> _What you have to do_: Exclude the pictures; give every entry again exactly as written.

> _Data for this exercise_:
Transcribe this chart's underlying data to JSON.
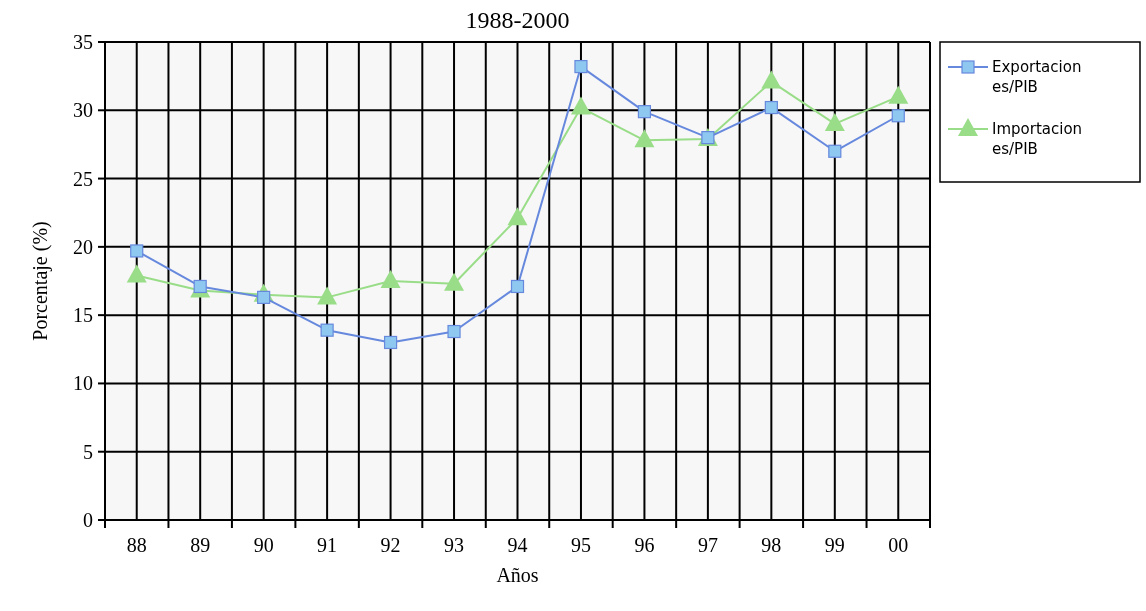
{
  "chart_data": {
    "type": "line",
    "title": "1988-2000",
    "xlabel": "Años",
    "ylabel": "Porcentaje (%)",
    "categories": [
      "88",
      "89",
      "90",
      "91",
      "92",
      "93",
      "94",
      "95",
      "96",
      "97",
      "98",
      "99",
      "00"
    ],
    "series": [
      {
        "name": "Exportaciones/PIB",
        "color": "#6688dd",
        "marker": "square",
        "values": [
          19.7,
          17.1,
          16.3,
          13.9,
          13.0,
          13.8,
          17.1,
          33.2,
          29.9,
          28.0,
          30.2,
          27.0,
          29.6
        ]
      },
      {
        "name": "Importaciones/PIB",
        "color": "#99dd88",
        "marker": "triangle",
        "values": [
          17.9,
          16.8,
          16.5,
          16.3,
          17.5,
          17.3,
          22.1,
          30.2,
          27.8,
          27.9,
          32.1,
          29.0,
          31.0
        ]
      }
    ],
    "ylim": [
      0,
      35
    ],
    "yticks": [
      0,
      5,
      10,
      15,
      20,
      25,
      30,
      35
    ],
    "grid": true,
    "legend": "right"
  }
}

> _Result_:
Transcribe this chart's underlying data to JSON.
{
  "chart_data": {
    "type": "line",
    "title": "1988-2000",
    "xlabel": "Años",
    "ylabel": "Porcentaje (%)",
    "categories": [
      "88",
      "89",
      "90",
      "91",
      "92",
      "93",
      "94",
      "95",
      "96",
      "97",
      "98",
      "99",
      "00"
    ],
    "series": [
      {
        "name": "Exportaciones/PIB",
        "color": "#6688dd",
        "marker": "square",
        "values": [
          19.7,
          17.1,
          16.3,
          13.9,
          13.0,
          13.8,
          17.1,
          33.2,
          29.9,
          28.0,
          30.2,
          27.0,
          29.6
        ]
      },
      {
        "name": "Importaciones/PIB",
        "color": "#99dd88",
        "marker": "triangle",
        "values": [
          17.9,
          16.8,
          16.5,
          16.3,
          17.5,
          17.3,
          22.1,
          30.2,
          27.8,
          27.9,
          32.1,
          29.0,
          31.0
        ]
      }
    ],
    "ylim": [
      0,
      35
    ],
    "yticks": [
      0,
      5,
      10,
      15,
      20,
      25,
      30,
      35
    ],
    "grid": true,
    "legend": "right"
  }
}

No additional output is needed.